— Start Records to process —

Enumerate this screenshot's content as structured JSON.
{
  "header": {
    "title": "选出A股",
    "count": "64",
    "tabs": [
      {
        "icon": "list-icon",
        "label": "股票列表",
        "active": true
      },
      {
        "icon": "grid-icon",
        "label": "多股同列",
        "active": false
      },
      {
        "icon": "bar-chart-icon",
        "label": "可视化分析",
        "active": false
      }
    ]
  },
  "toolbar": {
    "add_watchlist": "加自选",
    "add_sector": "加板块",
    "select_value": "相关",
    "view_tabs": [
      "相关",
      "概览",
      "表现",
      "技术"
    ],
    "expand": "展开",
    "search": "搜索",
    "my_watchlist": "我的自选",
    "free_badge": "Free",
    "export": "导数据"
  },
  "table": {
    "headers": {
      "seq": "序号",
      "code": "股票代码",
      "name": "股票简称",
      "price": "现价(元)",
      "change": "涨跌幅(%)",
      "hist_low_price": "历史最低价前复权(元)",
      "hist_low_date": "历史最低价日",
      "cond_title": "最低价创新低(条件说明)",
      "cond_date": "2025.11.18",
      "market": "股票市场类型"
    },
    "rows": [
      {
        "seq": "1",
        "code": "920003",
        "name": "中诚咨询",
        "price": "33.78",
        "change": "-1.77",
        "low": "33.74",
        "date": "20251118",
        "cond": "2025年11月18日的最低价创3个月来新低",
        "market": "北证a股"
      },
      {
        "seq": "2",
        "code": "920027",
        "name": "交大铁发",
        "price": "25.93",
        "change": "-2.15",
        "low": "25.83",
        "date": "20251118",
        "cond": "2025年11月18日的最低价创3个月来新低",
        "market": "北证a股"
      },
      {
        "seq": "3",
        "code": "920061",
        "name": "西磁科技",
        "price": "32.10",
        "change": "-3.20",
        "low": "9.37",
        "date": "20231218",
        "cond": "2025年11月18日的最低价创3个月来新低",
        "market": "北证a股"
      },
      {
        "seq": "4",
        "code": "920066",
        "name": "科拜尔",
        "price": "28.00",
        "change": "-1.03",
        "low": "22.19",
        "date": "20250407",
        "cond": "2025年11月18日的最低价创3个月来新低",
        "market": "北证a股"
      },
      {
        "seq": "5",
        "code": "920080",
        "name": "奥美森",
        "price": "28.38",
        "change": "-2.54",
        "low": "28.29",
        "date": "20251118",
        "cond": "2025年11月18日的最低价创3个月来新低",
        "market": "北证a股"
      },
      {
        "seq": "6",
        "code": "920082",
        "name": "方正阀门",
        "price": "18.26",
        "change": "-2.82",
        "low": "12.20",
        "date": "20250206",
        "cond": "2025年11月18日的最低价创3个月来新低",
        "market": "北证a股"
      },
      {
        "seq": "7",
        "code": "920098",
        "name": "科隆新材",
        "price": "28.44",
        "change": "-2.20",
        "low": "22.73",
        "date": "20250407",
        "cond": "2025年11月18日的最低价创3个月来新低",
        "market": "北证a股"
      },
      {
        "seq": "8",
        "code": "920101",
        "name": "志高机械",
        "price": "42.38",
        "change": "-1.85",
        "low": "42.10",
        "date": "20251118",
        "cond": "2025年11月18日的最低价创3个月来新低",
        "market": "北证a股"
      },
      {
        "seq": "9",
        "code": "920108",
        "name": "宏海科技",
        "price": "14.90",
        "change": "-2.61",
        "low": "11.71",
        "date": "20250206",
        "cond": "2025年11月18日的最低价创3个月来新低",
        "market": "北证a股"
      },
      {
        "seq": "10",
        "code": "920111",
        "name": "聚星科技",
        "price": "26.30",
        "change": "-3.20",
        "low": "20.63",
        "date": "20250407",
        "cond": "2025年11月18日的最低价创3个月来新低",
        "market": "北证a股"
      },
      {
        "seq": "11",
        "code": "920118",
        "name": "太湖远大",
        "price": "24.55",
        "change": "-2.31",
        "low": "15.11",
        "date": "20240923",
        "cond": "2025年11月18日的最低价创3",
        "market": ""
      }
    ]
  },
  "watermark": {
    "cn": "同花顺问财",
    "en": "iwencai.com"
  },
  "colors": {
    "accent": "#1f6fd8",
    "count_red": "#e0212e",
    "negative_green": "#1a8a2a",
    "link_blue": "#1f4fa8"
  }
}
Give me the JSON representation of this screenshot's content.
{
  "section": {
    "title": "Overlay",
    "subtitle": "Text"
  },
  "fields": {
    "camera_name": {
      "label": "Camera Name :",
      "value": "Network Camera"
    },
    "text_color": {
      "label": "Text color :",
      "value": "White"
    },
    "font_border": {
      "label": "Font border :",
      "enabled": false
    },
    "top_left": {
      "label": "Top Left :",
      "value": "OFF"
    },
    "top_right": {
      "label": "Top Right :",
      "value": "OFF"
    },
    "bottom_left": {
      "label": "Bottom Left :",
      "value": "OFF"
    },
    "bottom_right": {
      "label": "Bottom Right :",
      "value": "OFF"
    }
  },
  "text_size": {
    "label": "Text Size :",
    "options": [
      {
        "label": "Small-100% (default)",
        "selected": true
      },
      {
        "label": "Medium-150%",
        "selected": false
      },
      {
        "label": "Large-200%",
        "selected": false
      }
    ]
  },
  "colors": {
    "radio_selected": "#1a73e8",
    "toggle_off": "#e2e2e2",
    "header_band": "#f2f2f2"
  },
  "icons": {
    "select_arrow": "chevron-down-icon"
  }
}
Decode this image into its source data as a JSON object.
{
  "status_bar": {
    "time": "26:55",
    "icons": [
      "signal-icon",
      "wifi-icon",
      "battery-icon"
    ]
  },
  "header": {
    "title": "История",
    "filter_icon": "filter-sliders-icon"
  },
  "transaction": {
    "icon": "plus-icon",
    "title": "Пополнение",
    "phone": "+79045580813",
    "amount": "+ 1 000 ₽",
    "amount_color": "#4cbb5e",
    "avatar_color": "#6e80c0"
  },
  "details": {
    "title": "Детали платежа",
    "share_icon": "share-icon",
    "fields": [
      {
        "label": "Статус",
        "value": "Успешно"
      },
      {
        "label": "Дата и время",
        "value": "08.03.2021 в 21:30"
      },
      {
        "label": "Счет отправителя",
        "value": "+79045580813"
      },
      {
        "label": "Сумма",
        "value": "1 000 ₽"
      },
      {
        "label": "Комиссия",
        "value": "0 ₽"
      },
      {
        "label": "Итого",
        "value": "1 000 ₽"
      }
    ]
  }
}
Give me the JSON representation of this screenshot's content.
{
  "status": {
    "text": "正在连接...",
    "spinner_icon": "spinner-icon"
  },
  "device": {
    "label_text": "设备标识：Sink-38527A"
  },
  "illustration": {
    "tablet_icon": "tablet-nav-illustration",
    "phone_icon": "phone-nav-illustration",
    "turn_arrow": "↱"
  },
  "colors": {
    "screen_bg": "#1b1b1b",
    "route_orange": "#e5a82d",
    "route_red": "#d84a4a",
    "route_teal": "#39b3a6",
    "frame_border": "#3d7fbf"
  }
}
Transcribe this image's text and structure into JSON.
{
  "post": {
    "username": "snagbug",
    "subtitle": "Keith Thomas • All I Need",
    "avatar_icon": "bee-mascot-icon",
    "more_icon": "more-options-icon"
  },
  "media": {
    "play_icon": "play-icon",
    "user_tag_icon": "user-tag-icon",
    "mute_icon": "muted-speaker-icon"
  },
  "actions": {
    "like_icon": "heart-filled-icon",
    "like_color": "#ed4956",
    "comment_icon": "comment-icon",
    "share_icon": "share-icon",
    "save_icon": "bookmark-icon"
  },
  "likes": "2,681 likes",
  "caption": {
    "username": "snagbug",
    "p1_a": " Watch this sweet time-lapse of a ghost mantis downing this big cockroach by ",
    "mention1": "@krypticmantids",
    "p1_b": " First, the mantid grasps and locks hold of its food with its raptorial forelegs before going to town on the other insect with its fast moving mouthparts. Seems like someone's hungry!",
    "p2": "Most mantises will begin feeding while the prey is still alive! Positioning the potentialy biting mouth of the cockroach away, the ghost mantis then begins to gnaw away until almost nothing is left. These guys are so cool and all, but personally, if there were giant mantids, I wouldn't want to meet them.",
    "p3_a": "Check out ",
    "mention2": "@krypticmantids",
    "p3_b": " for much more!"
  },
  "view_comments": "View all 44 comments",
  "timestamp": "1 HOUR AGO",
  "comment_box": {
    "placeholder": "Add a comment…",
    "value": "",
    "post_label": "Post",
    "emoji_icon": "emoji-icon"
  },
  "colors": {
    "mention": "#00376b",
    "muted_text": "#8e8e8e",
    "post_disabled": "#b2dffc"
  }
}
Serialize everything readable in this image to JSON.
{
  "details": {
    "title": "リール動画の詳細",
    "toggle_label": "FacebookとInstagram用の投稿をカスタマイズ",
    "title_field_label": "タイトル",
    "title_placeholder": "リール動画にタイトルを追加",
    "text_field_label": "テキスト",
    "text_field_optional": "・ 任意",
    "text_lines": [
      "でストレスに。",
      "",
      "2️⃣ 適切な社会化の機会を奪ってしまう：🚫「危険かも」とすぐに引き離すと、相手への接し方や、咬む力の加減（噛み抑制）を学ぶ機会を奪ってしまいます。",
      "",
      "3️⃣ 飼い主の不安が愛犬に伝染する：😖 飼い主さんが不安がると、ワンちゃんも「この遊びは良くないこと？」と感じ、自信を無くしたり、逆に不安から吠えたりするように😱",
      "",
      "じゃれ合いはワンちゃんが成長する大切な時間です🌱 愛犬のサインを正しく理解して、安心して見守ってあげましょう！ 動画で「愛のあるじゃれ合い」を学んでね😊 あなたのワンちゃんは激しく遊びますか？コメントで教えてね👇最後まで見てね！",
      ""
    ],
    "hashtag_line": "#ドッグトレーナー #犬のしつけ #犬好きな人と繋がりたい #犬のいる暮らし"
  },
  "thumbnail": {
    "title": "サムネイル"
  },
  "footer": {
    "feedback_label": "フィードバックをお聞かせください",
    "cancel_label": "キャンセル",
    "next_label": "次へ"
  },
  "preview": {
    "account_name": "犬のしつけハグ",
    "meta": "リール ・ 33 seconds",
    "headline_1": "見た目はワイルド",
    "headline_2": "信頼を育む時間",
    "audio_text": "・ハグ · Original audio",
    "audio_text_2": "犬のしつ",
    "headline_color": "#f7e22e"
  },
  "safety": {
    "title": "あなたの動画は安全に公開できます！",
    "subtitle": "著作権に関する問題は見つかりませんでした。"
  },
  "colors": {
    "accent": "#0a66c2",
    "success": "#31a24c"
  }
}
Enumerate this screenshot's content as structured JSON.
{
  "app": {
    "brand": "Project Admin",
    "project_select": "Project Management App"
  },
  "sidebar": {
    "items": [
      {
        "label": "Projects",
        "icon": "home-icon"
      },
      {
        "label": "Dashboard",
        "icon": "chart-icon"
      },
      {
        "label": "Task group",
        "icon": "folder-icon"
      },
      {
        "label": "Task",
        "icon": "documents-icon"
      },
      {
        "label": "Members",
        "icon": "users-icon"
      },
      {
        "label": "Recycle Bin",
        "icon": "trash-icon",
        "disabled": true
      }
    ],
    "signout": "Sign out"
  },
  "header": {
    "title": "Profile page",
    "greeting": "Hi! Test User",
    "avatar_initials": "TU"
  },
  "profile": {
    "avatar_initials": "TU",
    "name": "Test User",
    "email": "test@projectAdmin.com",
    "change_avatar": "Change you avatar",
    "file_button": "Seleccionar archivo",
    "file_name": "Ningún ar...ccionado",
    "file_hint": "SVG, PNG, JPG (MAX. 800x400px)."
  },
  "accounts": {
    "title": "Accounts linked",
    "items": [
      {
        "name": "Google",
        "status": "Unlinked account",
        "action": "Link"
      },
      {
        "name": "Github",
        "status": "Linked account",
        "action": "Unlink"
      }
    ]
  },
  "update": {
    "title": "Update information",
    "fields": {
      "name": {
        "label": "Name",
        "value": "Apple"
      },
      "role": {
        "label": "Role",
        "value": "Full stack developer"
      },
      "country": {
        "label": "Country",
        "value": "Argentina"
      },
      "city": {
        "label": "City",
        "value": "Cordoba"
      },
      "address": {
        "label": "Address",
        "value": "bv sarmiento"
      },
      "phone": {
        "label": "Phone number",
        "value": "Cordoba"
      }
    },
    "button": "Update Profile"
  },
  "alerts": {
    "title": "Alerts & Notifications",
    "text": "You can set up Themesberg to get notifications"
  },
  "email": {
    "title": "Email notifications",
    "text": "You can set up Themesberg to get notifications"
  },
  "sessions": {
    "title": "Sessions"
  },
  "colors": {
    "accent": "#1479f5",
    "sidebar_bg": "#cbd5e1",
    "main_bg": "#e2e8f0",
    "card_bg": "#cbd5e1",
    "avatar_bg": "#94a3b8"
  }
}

— End Records to process —

**Exercise directions:** Count the lines in the records above that hold the word "krypticmantids", and give only that number.

**Answer to this task:** 2